Required work:
Below are some entries; can you quote all of them exactly?

>> BEGIN Dataset records

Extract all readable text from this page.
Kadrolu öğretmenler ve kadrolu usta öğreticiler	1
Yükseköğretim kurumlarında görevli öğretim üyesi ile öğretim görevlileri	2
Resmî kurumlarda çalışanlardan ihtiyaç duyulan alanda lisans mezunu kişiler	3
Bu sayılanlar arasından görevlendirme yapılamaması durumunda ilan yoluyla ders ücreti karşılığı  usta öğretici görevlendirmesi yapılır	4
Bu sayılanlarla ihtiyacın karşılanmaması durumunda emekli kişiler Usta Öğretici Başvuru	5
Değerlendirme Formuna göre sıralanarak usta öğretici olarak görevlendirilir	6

>> END Dataset records

Result of the task:
Extract all readable text from this page.
Kadrolu öğretmenler ve kadrolu usta öğreticiler	1
Yükseköğretim kurumlarında görevli öğretim üyesi ile öğretim görevlileri	2
Resmî kurumlarda çalışanlardan ihtiyaç duyulan alanda lisans mezunu kişiler	3
Bu sayılanlar arasından görevlendirme yapılamaması durumunda ilan yoluyla ders ücreti karşılığı  usta öğretici görevlendirmesi yapılır	4
Bu sayılanlarla ihtiyacın karşılanmaması durumunda emekli kişiler Usta Öğretici Başvuru	5
Değerlendirme Formuna göre sıralanarak usta öğretici olarak görevlendirilir	6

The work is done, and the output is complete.